• PROBLEM DETAILS
Copy the records below word for word, starting at the first line and ending at the line that contains "code-token: id:< <box>61 589 109 604</box>", with both of those lines included.

----------------------------------------

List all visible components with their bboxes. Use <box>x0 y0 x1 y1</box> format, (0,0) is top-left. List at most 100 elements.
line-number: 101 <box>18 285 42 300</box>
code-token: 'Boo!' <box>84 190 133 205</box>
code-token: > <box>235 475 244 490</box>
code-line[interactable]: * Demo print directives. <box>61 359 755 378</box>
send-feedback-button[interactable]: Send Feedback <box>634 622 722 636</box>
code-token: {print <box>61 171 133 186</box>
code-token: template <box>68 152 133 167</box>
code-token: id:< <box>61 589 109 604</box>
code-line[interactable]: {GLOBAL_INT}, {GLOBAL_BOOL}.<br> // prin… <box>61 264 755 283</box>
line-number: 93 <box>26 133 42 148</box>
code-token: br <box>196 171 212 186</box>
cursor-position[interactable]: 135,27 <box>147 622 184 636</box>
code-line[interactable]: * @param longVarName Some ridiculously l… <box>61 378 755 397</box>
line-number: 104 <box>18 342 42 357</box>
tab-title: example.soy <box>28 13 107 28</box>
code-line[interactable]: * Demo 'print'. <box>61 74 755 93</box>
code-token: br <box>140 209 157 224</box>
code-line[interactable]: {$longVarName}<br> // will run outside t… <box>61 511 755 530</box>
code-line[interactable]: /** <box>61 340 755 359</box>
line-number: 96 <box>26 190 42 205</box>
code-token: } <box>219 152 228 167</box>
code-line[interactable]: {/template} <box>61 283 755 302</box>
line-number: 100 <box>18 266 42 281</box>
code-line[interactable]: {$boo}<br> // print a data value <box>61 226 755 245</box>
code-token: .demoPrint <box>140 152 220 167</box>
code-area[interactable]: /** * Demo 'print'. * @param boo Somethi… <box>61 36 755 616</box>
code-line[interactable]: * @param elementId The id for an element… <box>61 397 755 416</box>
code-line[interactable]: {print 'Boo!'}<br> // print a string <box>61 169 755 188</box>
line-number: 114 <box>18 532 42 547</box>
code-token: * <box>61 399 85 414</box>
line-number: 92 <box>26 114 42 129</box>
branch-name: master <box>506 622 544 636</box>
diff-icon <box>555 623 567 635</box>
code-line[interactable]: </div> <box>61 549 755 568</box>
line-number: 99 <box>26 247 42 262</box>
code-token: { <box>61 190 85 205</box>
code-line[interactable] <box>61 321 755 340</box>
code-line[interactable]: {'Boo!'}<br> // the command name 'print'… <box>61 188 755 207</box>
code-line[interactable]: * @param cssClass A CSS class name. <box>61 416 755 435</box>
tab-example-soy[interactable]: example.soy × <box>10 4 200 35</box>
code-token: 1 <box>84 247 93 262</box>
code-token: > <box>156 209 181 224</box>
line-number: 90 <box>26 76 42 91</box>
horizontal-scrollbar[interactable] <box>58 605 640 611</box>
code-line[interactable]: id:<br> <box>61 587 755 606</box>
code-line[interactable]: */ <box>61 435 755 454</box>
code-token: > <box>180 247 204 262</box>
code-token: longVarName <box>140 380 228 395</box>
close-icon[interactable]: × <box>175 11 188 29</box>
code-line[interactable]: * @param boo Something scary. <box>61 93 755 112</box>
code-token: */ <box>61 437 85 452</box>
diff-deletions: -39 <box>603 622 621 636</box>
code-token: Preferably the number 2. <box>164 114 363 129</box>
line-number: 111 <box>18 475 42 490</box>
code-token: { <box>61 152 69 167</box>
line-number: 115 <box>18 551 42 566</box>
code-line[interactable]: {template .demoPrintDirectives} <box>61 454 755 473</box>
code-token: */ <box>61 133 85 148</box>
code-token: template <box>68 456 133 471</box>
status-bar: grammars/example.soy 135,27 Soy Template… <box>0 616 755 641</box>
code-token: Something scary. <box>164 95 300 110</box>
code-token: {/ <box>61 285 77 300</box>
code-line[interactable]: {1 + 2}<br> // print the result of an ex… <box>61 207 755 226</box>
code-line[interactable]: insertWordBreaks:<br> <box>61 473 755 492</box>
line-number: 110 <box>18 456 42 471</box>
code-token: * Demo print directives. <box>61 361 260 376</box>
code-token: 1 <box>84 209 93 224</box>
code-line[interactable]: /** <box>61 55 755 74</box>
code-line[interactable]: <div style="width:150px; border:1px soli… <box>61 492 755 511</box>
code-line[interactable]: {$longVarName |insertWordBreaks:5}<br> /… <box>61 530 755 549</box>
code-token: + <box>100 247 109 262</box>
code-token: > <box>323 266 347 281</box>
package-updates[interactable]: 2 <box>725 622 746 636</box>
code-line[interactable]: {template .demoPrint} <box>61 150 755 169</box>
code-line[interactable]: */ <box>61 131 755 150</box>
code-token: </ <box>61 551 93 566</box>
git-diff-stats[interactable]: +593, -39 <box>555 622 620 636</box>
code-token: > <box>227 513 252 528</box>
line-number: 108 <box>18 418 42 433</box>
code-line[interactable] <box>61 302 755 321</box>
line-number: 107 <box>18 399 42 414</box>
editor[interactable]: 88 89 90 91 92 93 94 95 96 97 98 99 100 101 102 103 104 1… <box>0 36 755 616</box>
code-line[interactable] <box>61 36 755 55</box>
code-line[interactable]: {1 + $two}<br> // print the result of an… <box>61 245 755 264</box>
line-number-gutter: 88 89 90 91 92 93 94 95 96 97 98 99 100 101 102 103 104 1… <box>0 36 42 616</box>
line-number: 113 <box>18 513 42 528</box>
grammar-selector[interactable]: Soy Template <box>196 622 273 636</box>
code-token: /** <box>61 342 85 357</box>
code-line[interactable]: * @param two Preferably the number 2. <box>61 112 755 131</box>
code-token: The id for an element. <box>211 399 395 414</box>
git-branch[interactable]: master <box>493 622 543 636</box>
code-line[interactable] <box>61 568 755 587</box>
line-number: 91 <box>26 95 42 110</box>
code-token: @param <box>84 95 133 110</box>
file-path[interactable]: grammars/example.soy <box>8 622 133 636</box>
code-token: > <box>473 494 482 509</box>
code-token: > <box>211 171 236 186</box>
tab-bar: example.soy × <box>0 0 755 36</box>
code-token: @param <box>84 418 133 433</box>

----------------------------------------

• SOLVED PROBLEM
List all visible components with their bboxes. Use <box>x0 y0 x1 y1</box> format, (0,0) is top-left. List at most 100 elements.
line-number: 101 <box>18 285 42 300</box>
code-token: 'Boo!' <box>84 190 133 205</box>
code-token: > <box>235 475 244 490</box>
code-line[interactable]: * Demo print directives. <box>61 359 755 378</box>
send-feedback-button[interactable]: Send Feedback <box>634 622 722 636</box>
code-token: {print <box>61 171 133 186</box>
code-token: template <box>68 152 133 167</box>
code-token: id:< <box>61 589 109 604</box>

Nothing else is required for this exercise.